■ **Given request**: Determine which lines contain the word "shown", then copy those lines.

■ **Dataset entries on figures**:
* start *

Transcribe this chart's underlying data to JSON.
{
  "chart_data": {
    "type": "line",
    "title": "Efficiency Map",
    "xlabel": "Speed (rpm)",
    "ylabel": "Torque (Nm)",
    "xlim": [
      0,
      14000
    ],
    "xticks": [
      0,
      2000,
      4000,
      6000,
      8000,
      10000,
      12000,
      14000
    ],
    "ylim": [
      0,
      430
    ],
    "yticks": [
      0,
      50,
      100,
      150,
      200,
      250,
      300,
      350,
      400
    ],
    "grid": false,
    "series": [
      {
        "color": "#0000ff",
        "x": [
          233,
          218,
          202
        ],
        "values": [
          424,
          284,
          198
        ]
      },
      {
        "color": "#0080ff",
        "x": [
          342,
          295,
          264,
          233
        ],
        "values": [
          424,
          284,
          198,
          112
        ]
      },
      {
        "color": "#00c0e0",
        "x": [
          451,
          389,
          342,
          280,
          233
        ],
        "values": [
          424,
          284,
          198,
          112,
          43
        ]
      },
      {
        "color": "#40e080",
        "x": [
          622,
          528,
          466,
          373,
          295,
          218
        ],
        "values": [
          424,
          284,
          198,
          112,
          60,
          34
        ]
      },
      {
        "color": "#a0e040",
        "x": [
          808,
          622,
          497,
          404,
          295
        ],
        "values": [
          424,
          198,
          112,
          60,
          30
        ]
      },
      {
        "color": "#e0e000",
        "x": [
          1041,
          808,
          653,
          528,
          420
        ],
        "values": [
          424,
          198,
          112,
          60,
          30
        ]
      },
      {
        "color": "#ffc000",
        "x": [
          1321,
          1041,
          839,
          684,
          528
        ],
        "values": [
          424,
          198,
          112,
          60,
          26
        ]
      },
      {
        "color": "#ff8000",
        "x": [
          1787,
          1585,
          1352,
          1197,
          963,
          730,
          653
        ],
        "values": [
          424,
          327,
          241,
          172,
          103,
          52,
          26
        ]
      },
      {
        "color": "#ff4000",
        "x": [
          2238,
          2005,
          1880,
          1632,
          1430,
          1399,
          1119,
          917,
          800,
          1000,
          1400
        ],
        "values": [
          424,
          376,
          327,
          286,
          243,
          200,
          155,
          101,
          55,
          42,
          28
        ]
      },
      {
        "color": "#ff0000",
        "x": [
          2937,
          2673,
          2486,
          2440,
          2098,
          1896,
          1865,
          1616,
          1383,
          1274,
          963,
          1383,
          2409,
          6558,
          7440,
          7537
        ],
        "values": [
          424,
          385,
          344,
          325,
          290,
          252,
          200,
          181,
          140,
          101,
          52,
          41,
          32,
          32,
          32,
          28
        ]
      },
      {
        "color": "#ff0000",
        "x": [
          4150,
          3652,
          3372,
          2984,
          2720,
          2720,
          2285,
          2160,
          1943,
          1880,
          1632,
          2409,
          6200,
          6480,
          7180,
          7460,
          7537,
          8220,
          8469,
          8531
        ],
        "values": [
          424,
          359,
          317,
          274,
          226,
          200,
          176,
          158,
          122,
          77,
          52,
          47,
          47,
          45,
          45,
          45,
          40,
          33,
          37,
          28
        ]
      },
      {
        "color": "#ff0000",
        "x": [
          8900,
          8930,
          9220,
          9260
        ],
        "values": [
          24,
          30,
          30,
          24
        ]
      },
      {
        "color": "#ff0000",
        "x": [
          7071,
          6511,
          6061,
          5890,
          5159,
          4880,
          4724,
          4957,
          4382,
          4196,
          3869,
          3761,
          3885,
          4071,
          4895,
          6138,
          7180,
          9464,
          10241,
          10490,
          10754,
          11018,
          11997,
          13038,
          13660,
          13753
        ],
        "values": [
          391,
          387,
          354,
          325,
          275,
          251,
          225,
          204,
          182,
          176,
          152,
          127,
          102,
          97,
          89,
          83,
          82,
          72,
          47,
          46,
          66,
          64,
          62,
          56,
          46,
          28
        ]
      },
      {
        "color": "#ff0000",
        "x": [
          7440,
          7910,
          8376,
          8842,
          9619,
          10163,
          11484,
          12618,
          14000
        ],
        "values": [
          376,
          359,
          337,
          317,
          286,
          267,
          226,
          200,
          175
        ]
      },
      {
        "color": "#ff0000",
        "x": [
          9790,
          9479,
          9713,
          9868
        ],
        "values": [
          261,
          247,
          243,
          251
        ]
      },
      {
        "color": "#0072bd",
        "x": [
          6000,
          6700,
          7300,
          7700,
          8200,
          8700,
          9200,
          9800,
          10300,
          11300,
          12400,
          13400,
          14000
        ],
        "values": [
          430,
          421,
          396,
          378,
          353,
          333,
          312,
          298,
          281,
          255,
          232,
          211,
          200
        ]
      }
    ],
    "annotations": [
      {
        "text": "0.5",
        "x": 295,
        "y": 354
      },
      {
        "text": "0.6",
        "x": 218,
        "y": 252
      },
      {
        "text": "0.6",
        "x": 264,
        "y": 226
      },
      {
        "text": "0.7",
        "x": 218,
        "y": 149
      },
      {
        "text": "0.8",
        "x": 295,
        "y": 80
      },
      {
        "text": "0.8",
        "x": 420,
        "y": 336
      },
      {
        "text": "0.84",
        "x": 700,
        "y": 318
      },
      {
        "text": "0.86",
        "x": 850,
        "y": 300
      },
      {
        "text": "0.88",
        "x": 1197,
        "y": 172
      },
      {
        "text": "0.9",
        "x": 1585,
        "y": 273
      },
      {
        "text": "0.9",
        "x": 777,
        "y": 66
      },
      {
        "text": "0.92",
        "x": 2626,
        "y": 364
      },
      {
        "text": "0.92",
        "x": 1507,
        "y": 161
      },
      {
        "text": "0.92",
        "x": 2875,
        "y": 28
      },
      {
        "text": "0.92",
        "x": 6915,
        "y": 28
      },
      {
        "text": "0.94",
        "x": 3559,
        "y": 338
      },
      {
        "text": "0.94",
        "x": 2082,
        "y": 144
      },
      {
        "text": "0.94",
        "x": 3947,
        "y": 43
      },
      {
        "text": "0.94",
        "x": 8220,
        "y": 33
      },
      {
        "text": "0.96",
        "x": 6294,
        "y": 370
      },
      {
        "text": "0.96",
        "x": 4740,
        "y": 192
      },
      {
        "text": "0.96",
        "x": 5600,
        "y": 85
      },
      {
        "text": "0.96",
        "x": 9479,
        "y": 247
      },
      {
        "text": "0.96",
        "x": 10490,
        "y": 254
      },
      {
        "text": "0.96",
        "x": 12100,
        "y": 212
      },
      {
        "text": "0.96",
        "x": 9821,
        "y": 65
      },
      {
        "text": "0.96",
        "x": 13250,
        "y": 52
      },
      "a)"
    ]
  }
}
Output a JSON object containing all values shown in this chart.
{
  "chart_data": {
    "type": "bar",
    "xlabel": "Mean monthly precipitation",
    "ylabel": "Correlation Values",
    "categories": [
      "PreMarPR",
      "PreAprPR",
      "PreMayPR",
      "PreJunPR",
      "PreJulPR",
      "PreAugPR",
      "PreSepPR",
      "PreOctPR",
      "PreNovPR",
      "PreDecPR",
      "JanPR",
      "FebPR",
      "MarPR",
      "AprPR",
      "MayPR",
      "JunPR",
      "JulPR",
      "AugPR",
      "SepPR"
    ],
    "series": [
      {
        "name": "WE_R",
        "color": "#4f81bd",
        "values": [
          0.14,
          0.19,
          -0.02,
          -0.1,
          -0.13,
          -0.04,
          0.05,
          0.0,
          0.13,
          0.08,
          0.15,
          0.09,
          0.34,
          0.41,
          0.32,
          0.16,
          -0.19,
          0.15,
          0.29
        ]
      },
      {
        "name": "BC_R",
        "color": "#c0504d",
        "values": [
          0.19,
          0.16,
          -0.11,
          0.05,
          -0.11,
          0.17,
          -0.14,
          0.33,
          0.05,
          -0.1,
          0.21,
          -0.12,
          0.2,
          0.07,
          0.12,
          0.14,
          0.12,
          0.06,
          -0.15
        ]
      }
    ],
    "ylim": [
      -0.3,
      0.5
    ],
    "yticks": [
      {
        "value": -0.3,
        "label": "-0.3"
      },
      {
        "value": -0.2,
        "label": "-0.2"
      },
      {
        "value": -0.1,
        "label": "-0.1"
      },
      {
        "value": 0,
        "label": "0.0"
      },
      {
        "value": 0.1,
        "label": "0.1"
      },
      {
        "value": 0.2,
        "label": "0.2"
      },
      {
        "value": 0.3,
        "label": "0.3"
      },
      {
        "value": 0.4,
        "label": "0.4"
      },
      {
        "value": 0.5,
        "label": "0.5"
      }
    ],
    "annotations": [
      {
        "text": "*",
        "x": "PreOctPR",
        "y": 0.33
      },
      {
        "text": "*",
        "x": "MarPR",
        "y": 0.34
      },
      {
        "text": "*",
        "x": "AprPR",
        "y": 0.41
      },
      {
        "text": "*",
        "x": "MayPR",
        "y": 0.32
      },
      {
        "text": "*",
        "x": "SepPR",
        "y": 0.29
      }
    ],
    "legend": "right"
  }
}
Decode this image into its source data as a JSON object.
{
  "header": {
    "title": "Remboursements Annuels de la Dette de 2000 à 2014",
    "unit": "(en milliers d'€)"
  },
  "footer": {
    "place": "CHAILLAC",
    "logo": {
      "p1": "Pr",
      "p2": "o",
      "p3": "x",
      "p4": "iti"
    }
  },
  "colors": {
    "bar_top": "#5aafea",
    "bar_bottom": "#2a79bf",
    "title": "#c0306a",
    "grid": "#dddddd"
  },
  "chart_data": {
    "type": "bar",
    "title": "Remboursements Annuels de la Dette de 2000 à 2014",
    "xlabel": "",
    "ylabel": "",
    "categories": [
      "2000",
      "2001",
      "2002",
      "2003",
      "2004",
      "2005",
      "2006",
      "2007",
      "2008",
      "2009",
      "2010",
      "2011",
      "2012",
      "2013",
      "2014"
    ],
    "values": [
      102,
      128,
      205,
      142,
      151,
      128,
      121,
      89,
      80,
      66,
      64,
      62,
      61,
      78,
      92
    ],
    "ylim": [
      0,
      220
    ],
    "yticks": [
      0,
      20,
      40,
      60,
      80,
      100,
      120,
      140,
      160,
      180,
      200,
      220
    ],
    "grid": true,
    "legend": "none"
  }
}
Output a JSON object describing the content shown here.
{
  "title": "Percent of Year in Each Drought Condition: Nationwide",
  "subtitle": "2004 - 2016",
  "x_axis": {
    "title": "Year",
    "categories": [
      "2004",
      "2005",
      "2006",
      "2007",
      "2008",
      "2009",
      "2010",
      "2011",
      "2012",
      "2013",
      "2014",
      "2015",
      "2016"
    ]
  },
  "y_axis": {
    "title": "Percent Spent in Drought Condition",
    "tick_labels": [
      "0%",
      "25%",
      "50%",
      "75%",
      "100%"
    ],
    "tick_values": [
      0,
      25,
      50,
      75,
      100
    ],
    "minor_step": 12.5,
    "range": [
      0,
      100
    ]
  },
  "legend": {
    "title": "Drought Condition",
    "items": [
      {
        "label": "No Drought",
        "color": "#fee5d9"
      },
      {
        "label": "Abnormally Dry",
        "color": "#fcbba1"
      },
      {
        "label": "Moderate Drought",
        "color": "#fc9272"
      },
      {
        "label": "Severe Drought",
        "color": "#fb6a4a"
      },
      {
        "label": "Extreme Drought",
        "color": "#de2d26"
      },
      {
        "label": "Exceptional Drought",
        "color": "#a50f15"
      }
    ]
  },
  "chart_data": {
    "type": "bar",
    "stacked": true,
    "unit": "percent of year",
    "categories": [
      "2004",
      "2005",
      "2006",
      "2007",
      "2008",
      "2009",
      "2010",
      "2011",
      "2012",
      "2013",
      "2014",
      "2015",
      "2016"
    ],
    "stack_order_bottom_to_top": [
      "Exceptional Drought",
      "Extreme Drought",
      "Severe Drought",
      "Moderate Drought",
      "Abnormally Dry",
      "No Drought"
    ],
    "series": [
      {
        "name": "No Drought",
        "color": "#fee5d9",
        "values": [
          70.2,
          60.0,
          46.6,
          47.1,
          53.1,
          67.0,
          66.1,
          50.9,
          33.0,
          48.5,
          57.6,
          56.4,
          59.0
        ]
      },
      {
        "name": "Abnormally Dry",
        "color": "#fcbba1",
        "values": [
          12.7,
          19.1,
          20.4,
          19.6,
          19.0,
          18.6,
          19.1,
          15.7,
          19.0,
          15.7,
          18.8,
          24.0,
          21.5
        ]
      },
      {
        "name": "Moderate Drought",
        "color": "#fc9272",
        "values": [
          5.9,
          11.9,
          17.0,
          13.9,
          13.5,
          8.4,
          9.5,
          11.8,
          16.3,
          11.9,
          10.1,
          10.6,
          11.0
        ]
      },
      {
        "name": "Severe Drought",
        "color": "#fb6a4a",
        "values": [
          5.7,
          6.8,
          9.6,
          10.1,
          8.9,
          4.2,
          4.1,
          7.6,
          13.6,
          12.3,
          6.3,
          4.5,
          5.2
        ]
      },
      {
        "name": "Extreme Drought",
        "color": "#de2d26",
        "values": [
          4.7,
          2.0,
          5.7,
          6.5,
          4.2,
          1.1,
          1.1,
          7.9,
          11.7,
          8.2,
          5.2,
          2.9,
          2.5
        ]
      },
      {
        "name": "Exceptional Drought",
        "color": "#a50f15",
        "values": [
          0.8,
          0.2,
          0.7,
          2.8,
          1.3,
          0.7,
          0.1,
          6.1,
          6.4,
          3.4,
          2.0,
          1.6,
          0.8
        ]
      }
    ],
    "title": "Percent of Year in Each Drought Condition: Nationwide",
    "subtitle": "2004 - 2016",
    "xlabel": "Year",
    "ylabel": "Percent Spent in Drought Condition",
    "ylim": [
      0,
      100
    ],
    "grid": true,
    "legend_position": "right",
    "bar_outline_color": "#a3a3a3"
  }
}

* end *

■ **Written answer**:
Output a JSON object containing all values shown in this chart.
Output a JSON object describing the content shown here.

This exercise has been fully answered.